**MATERIAL FOR THIS EXERCISE**

%%

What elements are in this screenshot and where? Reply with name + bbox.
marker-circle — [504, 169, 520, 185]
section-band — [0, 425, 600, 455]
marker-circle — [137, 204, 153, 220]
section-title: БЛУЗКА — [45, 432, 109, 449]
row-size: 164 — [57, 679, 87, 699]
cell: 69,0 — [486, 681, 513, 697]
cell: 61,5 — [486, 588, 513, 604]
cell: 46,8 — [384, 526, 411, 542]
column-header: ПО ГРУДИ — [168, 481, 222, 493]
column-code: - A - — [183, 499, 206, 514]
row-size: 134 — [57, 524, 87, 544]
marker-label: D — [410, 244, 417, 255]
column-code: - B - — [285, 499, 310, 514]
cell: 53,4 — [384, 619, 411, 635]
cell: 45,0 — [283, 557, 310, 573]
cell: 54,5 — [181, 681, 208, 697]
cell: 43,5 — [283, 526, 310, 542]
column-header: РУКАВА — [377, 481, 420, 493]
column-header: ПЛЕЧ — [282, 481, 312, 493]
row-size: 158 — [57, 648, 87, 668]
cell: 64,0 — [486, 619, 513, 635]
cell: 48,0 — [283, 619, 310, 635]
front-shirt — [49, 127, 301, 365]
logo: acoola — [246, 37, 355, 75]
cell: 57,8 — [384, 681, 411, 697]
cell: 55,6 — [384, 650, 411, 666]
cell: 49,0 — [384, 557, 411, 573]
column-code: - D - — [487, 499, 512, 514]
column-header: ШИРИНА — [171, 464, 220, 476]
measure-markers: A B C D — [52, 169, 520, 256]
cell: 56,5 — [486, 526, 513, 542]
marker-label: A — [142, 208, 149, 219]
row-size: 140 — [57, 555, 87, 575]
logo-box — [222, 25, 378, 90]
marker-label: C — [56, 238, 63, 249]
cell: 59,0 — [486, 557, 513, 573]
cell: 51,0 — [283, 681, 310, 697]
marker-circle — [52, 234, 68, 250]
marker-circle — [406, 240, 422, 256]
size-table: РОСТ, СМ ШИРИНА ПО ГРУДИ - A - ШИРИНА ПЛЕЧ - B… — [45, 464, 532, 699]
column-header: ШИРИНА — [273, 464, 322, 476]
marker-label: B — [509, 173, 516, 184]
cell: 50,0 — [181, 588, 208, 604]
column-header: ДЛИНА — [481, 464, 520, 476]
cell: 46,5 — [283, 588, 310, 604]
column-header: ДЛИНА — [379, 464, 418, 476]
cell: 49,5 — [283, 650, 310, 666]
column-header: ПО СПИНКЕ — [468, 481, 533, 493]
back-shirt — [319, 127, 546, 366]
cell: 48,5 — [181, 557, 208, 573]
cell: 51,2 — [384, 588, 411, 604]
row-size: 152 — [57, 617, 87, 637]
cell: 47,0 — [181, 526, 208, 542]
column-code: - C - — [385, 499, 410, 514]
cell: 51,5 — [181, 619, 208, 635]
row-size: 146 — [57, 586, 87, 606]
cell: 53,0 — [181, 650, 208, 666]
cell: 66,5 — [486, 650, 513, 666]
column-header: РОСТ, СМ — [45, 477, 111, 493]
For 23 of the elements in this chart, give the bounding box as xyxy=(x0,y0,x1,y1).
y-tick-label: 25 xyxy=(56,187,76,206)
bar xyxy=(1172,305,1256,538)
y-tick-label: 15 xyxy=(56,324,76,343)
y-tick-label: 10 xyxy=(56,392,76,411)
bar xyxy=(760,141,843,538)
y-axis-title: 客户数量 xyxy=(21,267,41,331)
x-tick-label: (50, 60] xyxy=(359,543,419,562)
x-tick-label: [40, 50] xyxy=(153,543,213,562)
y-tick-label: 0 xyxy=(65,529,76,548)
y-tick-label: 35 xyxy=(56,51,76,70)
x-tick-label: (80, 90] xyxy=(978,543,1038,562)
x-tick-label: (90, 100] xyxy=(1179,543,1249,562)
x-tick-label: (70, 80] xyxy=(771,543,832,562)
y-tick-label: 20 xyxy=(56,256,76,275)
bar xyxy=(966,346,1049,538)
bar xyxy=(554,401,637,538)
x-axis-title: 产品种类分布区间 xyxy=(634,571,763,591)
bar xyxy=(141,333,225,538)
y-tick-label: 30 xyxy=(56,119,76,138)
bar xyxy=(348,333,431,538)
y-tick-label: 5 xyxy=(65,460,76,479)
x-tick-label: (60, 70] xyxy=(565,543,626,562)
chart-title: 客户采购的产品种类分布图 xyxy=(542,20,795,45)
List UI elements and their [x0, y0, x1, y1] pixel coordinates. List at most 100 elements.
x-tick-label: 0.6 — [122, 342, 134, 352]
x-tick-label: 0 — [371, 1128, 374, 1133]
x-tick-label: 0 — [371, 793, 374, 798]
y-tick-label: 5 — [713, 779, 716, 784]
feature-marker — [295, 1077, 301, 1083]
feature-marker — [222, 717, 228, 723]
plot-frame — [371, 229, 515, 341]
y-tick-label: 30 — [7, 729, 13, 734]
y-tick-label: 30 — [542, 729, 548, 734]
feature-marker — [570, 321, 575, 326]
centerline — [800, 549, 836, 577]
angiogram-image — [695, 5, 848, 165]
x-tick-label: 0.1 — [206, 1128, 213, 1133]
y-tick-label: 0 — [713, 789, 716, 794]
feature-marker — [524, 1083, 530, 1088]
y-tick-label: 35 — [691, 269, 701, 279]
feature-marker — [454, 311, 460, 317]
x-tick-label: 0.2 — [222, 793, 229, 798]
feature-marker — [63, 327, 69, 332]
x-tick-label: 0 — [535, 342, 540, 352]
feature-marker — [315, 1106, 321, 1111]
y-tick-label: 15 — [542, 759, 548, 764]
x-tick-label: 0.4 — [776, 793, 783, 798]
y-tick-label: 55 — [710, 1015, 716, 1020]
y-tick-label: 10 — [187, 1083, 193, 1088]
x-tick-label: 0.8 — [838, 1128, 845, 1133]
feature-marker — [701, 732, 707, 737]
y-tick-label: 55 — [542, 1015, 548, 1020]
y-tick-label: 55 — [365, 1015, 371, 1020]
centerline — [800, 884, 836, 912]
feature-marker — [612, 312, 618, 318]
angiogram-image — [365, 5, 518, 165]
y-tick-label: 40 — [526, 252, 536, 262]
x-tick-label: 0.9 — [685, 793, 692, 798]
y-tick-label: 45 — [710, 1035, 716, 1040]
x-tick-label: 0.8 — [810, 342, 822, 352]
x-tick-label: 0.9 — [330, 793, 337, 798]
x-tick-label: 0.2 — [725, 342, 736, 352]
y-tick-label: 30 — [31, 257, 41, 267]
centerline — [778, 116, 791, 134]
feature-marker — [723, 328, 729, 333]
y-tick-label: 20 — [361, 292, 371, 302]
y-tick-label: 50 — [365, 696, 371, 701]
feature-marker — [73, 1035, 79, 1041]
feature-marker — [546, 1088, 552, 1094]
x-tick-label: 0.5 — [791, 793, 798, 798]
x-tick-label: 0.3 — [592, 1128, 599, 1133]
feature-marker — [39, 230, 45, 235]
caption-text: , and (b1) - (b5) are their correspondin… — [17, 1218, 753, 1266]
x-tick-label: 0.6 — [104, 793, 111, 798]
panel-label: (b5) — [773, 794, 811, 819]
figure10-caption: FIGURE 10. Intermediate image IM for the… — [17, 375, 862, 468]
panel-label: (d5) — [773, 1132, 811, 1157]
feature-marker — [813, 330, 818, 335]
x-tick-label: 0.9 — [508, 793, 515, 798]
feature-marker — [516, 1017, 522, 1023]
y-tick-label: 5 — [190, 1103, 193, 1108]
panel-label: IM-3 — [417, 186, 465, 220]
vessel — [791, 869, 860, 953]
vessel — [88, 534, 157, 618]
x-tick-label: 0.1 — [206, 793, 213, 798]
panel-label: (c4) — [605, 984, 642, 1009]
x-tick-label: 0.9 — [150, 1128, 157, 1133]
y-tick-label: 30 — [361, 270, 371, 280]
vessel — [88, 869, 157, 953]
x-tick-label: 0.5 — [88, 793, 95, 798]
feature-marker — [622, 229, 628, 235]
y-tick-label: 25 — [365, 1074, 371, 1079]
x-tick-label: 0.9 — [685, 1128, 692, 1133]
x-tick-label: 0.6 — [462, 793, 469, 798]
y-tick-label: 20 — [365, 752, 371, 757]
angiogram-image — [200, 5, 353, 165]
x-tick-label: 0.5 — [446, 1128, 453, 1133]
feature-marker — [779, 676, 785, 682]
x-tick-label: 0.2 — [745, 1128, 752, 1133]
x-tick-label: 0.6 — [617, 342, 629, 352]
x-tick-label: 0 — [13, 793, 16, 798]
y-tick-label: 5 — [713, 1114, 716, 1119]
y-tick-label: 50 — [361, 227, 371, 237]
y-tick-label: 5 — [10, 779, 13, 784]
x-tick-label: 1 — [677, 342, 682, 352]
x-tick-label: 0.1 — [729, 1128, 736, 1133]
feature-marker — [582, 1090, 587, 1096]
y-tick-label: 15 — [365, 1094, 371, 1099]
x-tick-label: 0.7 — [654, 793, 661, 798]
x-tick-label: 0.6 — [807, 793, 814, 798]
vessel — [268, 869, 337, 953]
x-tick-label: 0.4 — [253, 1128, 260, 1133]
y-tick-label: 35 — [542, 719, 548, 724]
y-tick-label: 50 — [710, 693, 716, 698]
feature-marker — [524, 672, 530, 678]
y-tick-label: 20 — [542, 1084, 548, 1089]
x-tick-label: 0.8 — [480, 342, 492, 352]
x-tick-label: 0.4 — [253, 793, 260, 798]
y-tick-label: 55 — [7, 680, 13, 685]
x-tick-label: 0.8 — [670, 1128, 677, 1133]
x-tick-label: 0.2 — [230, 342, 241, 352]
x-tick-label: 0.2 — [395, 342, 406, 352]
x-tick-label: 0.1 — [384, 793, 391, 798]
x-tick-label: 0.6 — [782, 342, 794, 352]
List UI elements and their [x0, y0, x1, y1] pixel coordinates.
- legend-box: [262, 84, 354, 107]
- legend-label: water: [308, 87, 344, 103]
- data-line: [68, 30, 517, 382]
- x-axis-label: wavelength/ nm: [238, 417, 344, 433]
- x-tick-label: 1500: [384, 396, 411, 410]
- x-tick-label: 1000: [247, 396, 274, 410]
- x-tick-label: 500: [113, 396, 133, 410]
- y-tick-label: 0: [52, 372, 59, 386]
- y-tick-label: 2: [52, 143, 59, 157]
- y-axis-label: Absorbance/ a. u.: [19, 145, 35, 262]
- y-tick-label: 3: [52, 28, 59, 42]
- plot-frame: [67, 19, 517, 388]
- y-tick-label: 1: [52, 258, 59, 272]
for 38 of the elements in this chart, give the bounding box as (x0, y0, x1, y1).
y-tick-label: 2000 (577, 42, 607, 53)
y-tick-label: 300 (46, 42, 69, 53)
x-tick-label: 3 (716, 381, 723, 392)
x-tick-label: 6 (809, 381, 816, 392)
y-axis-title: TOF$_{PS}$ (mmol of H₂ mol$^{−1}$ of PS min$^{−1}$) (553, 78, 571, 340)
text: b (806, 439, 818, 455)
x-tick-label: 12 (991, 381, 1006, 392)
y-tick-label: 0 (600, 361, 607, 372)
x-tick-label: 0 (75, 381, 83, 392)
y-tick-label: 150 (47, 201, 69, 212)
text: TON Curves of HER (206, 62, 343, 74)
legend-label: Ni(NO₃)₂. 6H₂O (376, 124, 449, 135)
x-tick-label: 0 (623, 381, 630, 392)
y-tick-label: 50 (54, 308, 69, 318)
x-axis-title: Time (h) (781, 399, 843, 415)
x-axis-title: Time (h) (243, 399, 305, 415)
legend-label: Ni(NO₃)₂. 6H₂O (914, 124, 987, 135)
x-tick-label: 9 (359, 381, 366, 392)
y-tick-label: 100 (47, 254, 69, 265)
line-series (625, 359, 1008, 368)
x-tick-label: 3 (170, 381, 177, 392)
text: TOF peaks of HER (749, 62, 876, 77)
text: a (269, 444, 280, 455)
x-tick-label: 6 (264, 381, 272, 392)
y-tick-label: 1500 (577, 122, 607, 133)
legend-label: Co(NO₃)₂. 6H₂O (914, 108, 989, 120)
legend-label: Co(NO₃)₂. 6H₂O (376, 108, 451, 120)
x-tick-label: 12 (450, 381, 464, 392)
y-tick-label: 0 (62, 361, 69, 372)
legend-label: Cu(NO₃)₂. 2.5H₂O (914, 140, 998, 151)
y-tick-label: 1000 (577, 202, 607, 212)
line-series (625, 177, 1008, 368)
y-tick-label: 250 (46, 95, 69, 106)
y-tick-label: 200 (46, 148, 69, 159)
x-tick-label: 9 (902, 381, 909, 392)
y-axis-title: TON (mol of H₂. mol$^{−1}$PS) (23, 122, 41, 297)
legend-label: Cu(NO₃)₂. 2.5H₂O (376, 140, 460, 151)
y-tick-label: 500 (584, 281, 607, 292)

%%

Recast the material from its first line through the line containing "cell: 46,5 — [283, 588, 310, 604]" as a numbered list, with any blank lines omitted.

1. What elements are in this screenshot and where? Reply with name + bbox.
2. marker-circle — [504, 169, 520, 185]
3. section-band — [0, 425, 600, 455]
4. marker-circle — [137, 204, 153, 220]
5. section-title: БЛУЗКА — [45, 432, 109, 449]
6. row-size: 164 — [57, 679, 87, 699]
7. cell: 69,0 — [486, 681, 513, 697]
8. cell: 61,5 — [486, 588, 513, 604]
9. cell: 46,8 — [384, 526, 411, 542]
10. column-header: ПО ГРУДИ — [168, 481, 222, 493]
11. column-code: - A - — [183, 499, 206, 514]
12. row-size: 134 — [57, 524, 87, 544]
13. marker-label: D — [410, 244, 417, 255]
14. column-code: - B - — [285, 499, 310, 514]
15. cell: 53,4 — [384, 619, 411, 635]
16. cell: 45,0 — [283, 557, 310, 573]
17. cell: 54,5 — [181, 681, 208, 697]
18. cell: 43,5 — [283, 526, 310, 542]
19. column-header: РУКАВА — [377, 481, 420, 493]
20. column-header: ПЛЕЧ — [282, 481, 312, 493]
21. row-size: 158 — [57, 648, 87, 668]
22. cell: 64,0 — [486, 619, 513, 635]
23. cell: 48,0 — [283, 619, 310, 635]
24. front-shirt — [49, 127, 301, 365]
25. logo: acoola — [246, 37, 355, 75]
26. cell: 57,8 — [384, 681, 411, 697]
27. cell: 55,6 — [384, 650, 411, 666]
28. cell: 49,0 — [384, 557, 411, 573]
29. column-code: - D - — [487, 499, 512, 514]
30. column-header: ШИРИНА — [171, 464, 220, 476]
31. measure-markers: A B C D — [52, 169, 520, 256]
32. cell: 56,5 — [486, 526, 513, 542]
33. marker-label: A — [142, 208, 149, 219]
34. row-size: 140 — [57, 555, 87, 575]
35. logo-box — [222, 25, 378, 90]
36. marker-label: C — [56, 238, 63, 249]
37. cell: 59,0 — [486, 557, 513, 573]
38. cell: 51,0 — [283, 681, 310, 697]
39. marker-circle — [52, 234, 68, 250]
40. marker-circle — [406, 240, 422, 256]
41. size-table: РОСТ, СМ ШИРИНА ПО ГРУДИ - A - ШИРИНА ПЛЕЧ - B… — [45, 464, 532, 699]
42. column-header: ШИРИНА — [273, 464, 322, 476]
43. marker-label: B — [509, 173, 516, 184]
44. cell: 50,0 — [181, 588, 208, 604]
45. column-header: ДЛИНА — [481, 464, 520, 476]
46. cell: 46,5 — [283, 588, 310, 604]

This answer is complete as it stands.